• _To be done_:
Find the line containing "Transcribe this image's" in the entries; transcribe it and all remaining lines through the end, exactly as they appear, but not the pictures.
##############################
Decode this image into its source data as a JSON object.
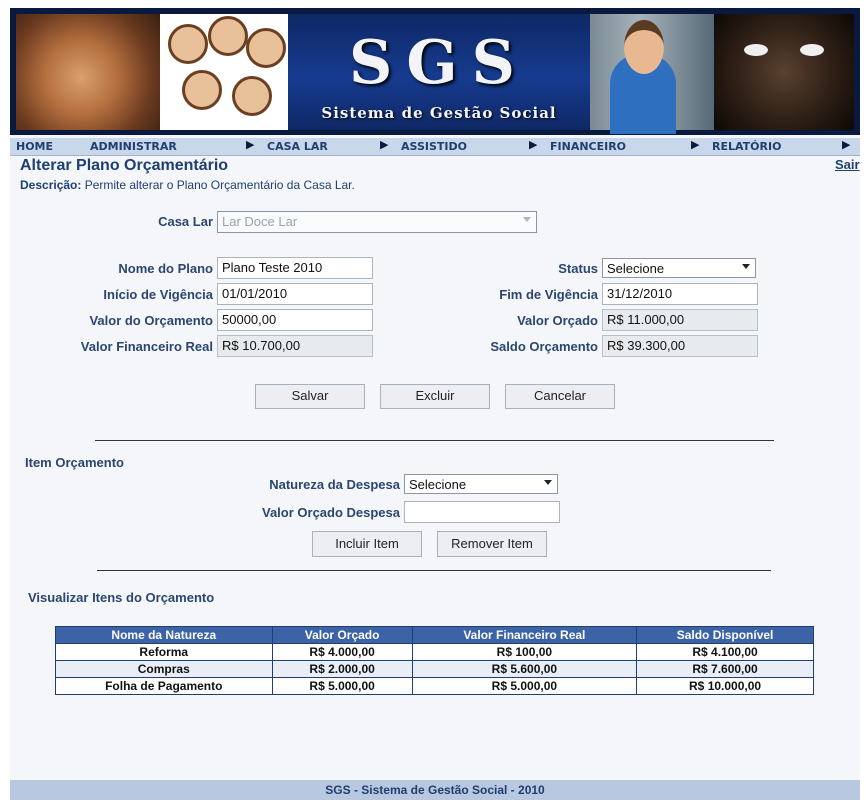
{
  "banner": {
    "logo": "SGS",
    "subtitle": "Sistema de Gestão Social"
  },
  "menu": {
    "items": [
      "HOME",
      "ADMINISTRAR",
      "CASA LAR",
      "ASSISTIDO",
      "FINANCEIRO",
      "RELATÓRIO"
    ],
    "arrow": "▶"
  },
  "header": {
    "title": "Alterar Plano Orçamentário",
    "logout": "Sair",
    "desc_label": "Descrição:",
    "desc_text": " Permite alterar o Plano Orçamentário da Casa Lar."
  },
  "form": {
    "casa_lar_label": "Casa Lar",
    "casa_lar_value": "Lar Doce Lar",
    "nome_label": "Nome do Plano",
    "nome_value": "Plano Teste 2010",
    "inicio_label": "Início de Vigência",
    "inicio_value": "01/01/2010",
    "valor_orc_label": "Valor do Orçamento",
    "valor_orc_value": "50000,00",
    "fin_real_label": "Valor Financeiro Real",
    "fin_real_value": "R$ 10.700,00",
    "status_label": "Status",
    "status_value": "Selecione",
    "fim_label": "Fim de Vigência",
    "fim_value": "31/12/2010",
    "valor_orcado_label": "Valor Orçado",
    "valor_orcado_value": "R$ 11.000,00",
    "saldo_label": "Saldo Orçamento",
    "saldo_value": "R$ 39.300,00",
    "btn_save": "Salvar",
    "btn_delete": "Excluir",
    "btn_cancel": "Cancelar"
  },
  "item": {
    "section_title": "Item Orçamento",
    "natureza_label": "Natureza da Despesa",
    "natureza_value": "Selecione",
    "valor_label": "Valor Orçado Despesa",
    "valor_value": "",
    "btn_add": "Incluir Item",
    "btn_remove": "Remover Item"
  },
  "table": {
    "section_title": "Visualizar Itens do Orçamento",
    "headers": [
      "Nome da Natureza",
      "Valor Orçado",
      "Valor Financeiro Real",
      "Saldo Disponível"
    ],
    "rows": [
      [
        "Reforma",
        "R$ 4.000,00",
        "R$ 100,00",
        "R$ 4.100,00"
      ],
      [
        "Compras",
        "R$ 2.000,00",
        "R$ 5.600,00",
        "R$ 7.600,00"
      ],
      [
        "Folha de Pagamento",
        "R$ 5.000,00",
        "R$ 5.000,00",
        "R$ 10.000,00"
      ]
    ]
  },
  "footer": {
    "text": "SGS - Sistema de Gestão Social - 2010"
  }
}
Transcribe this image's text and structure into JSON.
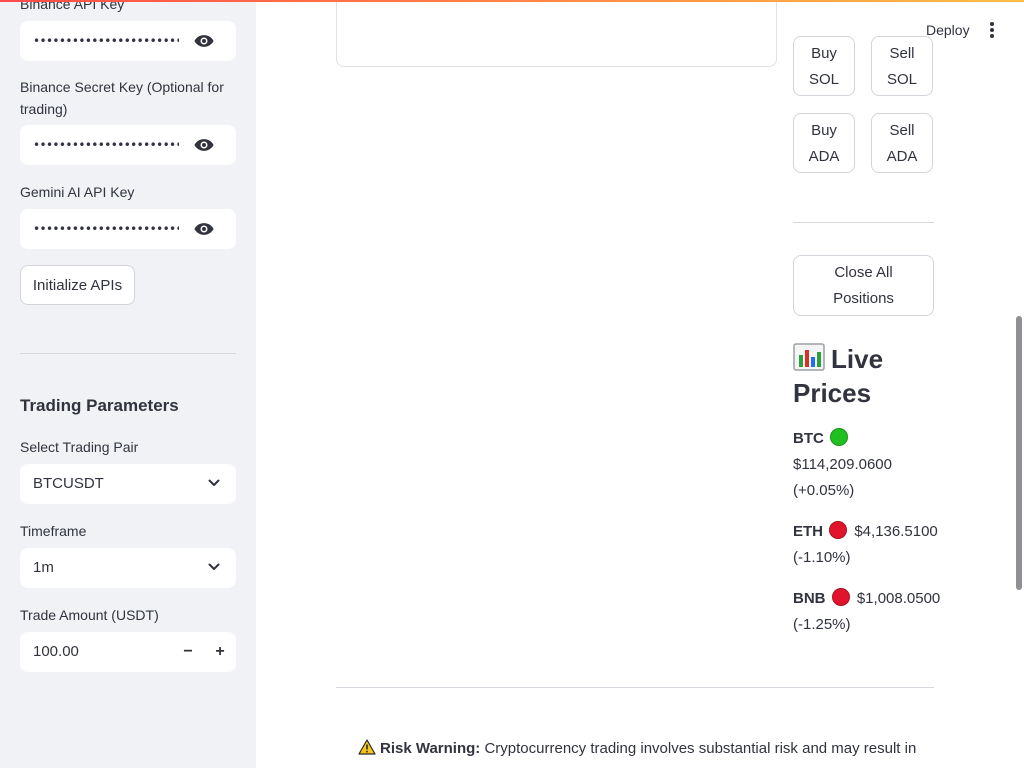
{
  "sidebar": {
    "binance_api_key_label": "Binance API Key",
    "binance_api_key_value": "••••••••••••••••••••••••••••••••",
    "binance_secret_label": "Binance Secret Key (Optional for trading)",
    "binance_secret_value": "••••••••••••••••••••••••••••••••",
    "gemini_key_label": "Gemini AI API Key",
    "gemini_key_value": "••••••••••••••••••••••••••••••••",
    "init_button": "Initialize APIs",
    "params_heading": "Trading Parameters",
    "pair_label": "Select Trading Pair",
    "pair_value": "BTCUSDT",
    "timeframe_label": "Timeframe",
    "timeframe_value": "1m",
    "amount_label": "Trade Amount (USDT)",
    "amount_value": "100.00",
    "stepper_minus": "−",
    "stepper_plus": "+"
  },
  "header": {
    "deploy": "Deploy"
  },
  "trade_buttons": {
    "buy_sol_line1": "Buy",
    "buy_sol_line2": "SOL",
    "sell_sol_line1": "Sell",
    "sell_sol_line2": "SOL",
    "buy_ada_line1": "Buy",
    "buy_ada_line2": "ADA",
    "sell_ada_line1": "Sell",
    "sell_ada_line2": "ADA"
  },
  "close_all": {
    "line1": "Close All",
    "line2": "Positions"
  },
  "live_prices": {
    "heading_line1": "Live",
    "heading_line2": "Prices",
    "items": [
      {
        "symbol": "BTC",
        "status": "up",
        "price": "$114,209.0600",
        "change": "(+0.05%)"
      },
      {
        "symbol": "ETH",
        "status": "down",
        "price": "$4,136.5100",
        "change": "(-1.10%)"
      },
      {
        "symbol": "BNB",
        "status": "down",
        "price": "$1,008.0500",
        "change": "(-1.25%)"
      }
    ]
  },
  "risk_warning": {
    "label": "Risk Warning:",
    "text": "Cryptocurrency trading involves substantial risk and may result in"
  },
  "colors": {
    "sidebar_bg": "#f0f2f6",
    "up": "#21c021",
    "down": "#e0142a",
    "warning": "#f5c518"
  }
}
##############################
• _Full answer_:
Transcribe this image's text and structure into JSON.
{
  "sidebar": {
    "binance_api_key_label": "Binance API Key",
    "binance_api_key_value": "••••••••••••••••••••••••••••••••",
    "binance_secret_label": "Binance Secret Key (Optional for trading)",
    "binance_secret_value": "••••••••••••••••••••••••••••••••",
    "gemini_key_label": "Gemini AI API Key",
    "gemini_key_value": "••••••••••••••••••••••••••••••••",
    "init_button": "Initialize APIs",
    "params_heading": "Trading Parameters",
    "pair_label": "Select Trading Pair",
    "pair_value": "BTCUSDT",
    "timeframe_label": "Timeframe",
    "timeframe_value": "1m",
    "amount_label": "Trade Amount (USDT)",
    "amount_value": "100.00",
    "stepper_minus": "−",
    "stepper_plus": "+"
  },
  "header": {
    "deploy": "Deploy"
  },
  "trade_buttons": {
    "buy_sol_line1": "Buy",
    "buy_sol_line2": "SOL",
    "sell_sol_line1": "Sell",
    "sell_sol_line2": "SOL",
    "buy_ada_line1": "Buy",
    "buy_ada_line2": "ADA",
    "sell_ada_line1": "Sell",
    "sell_ada_line2": "ADA"
  },
  "close_all": {
    "line1": "Close All",
    "line2": "Positions"
  },
  "live_prices": {
    "heading_line1": "Live",
    "heading_line2": "Prices",
    "items": [
      {
        "symbol": "BTC",
        "status": "up",
        "price": "$114,209.0600",
        "change": "(+0.05%)"
      },
      {
        "symbol": "ETH",
        "status": "down",
        "price": "$4,136.5100",
        "change": "(-1.10%)"
      },
      {
        "symbol": "BNB",
        "status": "down",
        "price": "$1,008.0500",
        "change": "(-1.25%)"
      }
    ]
  },
  "risk_warning": {
    "label": "Risk Warning:",
    "text": "Cryptocurrency trading involves substantial risk and may result in"
  },
  "colors": {
    "sidebar_bg": "#f0f2f6",
    "up": "#21c021",
    "down": "#e0142a",
    "warning": "#f5c518"
  }
}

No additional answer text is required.